==== Data to use

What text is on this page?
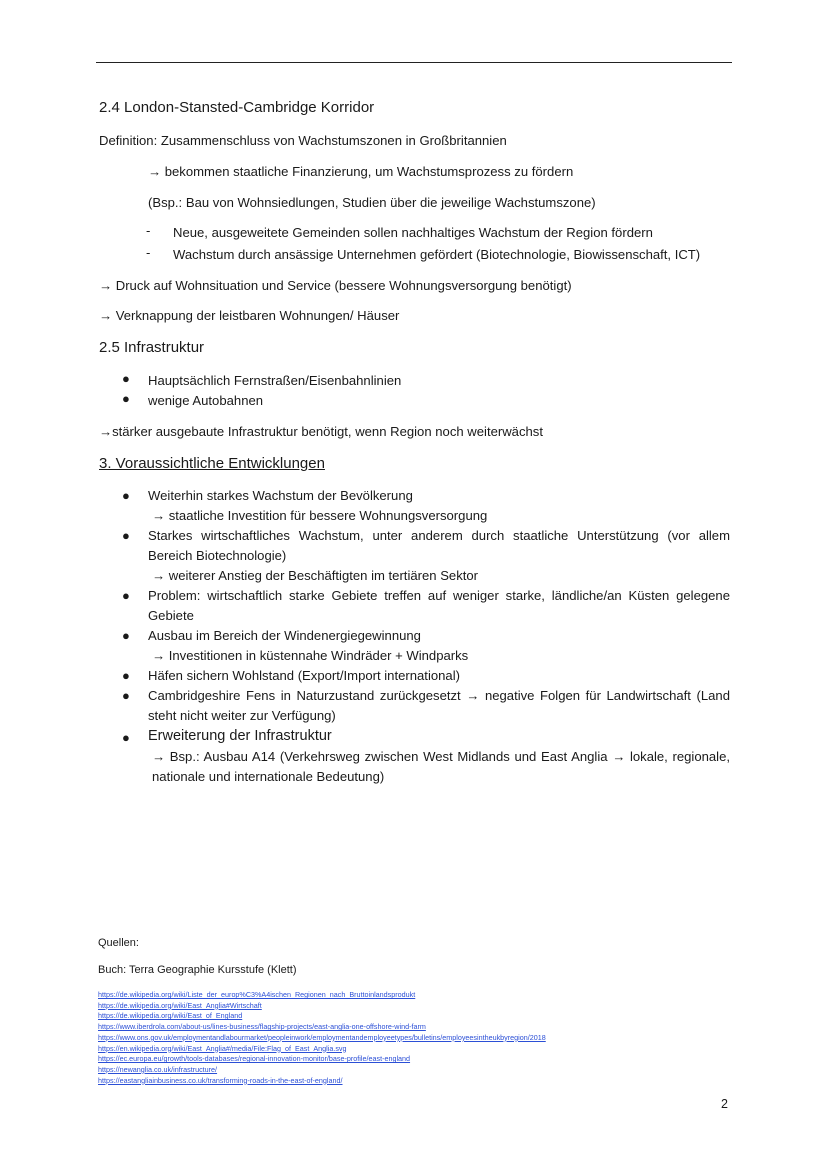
2.4 London-Stansted-Cambridge Korridor
Definition: Zusammenschluss von Wachstumszonen in Großbritannien
→ bekommen staatliche Finanzierung, um Wachstumsprozess zu fördern
(Bsp.: Bau von Wohnsiedlungen, Studien über die jeweilige Wachstumszone)
- Neue, ausgeweitete Gemeinden sollen nachhaltiges Wachstum der Region fördern
- Wachstum durch ansässige Unternehmen gefördert (Biotechnologie, Biowissenschaft, ICT)
→ Druck auf Wohnsituation und Service (bessere Wohnungsversorgung benötigt)
→ Verknappung der leistbaren Wohnungen/ Häuser
2.5 Infrastruktur
● Hauptsächlich Fernstraßen/Eisenbahnlinien
● wenige Autobahnen
→stärker ausgebaute Infrastruktur benötigt, wenn Region noch weiterwächst
3. Voraussichtliche Entwicklungen
● Weiterhin starkes Wachstum der Bevölkerung
→ staatliche Investition für bessere Wohnungsversorgung
● Starkes wirtschaftliches Wachstum, unter anderem durch staatliche Unterstützung (vor allem Bereich Biotechnologie)
→ weiterer Anstieg der Beschäftigten im tertiären Sektor
● Problem: wirtschaftlich starke Gebiete treffen auf weniger starke, ländliche/an Küsten gelegene Gebiete
● Ausbau im Bereich der Windenergiegewinnung
→ Investitionen in küstennahe Windräder + Windparks
● Häfen sichern Wohlstand (Export/Import international)
● Cambridgeshire Fens in Naturzustand zurückgesetzt → negative Folgen für Landwirtschaft (Land steht nicht weiter zur Verfügung)
● Erweiterung der Infrastruktur
→ Bsp.: Ausbau A14 (Verkehrsweg zwischen West Midlands und East Anglia → lokale, regionale, nationale und internationale Bedeutung)
Quellen:
Buch: Terra Geographie Kursstufe (Klett)
https://de.wikipedia.org/wiki/Liste_der_europ%C3%A4ischen_Regionen_nach_Bruttoinlandsprodukt
https://de.wikipedia.org/wiki/East_Anglia#Wirtschaft
https://de.wikipedia.org/wiki/East_of_England
https://www.iberdrola.com/about-us/lines-business/flagship-projects/east-anglia-one-offshore-wind-farm
https://www.ons.gov.uk/employmentandlabourmarket/peopleinwork/employmentandemployeetypes/bulletins/employeesintheukbyregion/2018
https://en.wikipedia.org/wiki/East_Anglia#/media/File:Flag_of_East_Anglia.svg
https://ec.europa.eu/growth/tools-databases/regional-innovation-monitor/base-profile/east-england
https://newanglia.co.uk/infrastructure/
https://eastangliainbusiness.co.uk/transforming-roads-in-the-east-of-england/
2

========

Copy every record above exactly, leaving out the pictures.

What text is on this page?
2.4 London-Stansted-Cambridge Korridor
Definition: Zusammenschluss von Wachstumszonen in Großbritannien
→ bekommen staatliche Finanzierung, um Wachstumsprozess zu fördern
(Bsp.: Bau von Wohnsiedlungen, Studien über die jeweilige Wachstumszone)
- Neue, ausgeweitete Gemeinden sollen nachhaltiges Wachstum der Region fördern
- Wachstum durch ansässige Unternehmen gefördert (Biotechnologie, Biowissenschaft, ICT)
→ Druck auf Wohnsituation und Service (bessere Wohnungsversorgung benötigt)
→ Verknappung der leistbaren Wohnungen/ Häuser
2.5 Infrastruktur
● Hauptsächlich Fernstraßen/Eisenbahnlinien
● wenige Autobahnen
→stärker ausgebaute Infrastruktur benötigt, wenn Region noch weiterwächst
3. Voraussichtliche Entwicklungen
● Weiterhin starkes Wachstum der Bevölkerung
→ staatliche Investition für bessere Wohnungsversorgung
● Starkes wirtschaftliches Wachstum, unter anderem durch staatliche Unterstützung (vor allem Bereich Biotechnologie)
→ weiterer Anstieg der Beschäftigten im tertiären Sektor
● Problem: wirtschaftlich starke Gebiete treffen auf weniger starke, ländliche/an Küsten gelegene Gebiete
● Ausbau im Bereich der Windenergiegewinnung
→ Investitionen in küstennahe Windräder + Windparks
● Häfen sichern Wohlstand (Export/Import international)
● Cambridgeshire Fens in Naturzustand zurückgesetzt → negative Folgen für Landwirtschaft (Land steht nicht weiter zur Verfügung)
● Erweiterung der Infrastruktur
→ Bsp.: Ausbau A14 (Verkehrsweg zwischen West Midlands und East Anglia → lokale, regionale, nationale und internationale Bedeutung)
Quellen:
Buch: Terra Geographie Kursstufe (Klett)
https://de.wikipedia.org/wiki/Liste_der_europ%C3%A4ischen_Regionen_nach_Bruttoinlandsprodukt
https://de.wikipedia.org/wiki/East_Anglia#Wirtschaft
https://de.wikipedia.org/wiki/East_of_England
https://www.iberdrola.com/about-us/lines-business/flagship-projects/east-anglia-one-offshore-wind-farm
https://www.ons.gov.uk/employmentandlabourmarket/peopleinwork/employmentandemployeetypes/bulletins/employeesintheukbyregion/2018
https://en.wikipedia.org/wiki/East_Anglia#/media/File:Flag_of_East_Anglia.svg
https://ec.europa.eu/growth/tools-databases/regional-innovation-monitor/base-profile/east-england
https://newanglia.co.uk/infrastructure/
https://eastangliainbusiness.co.uk/transforming-roads-in-the-east-of-england/
2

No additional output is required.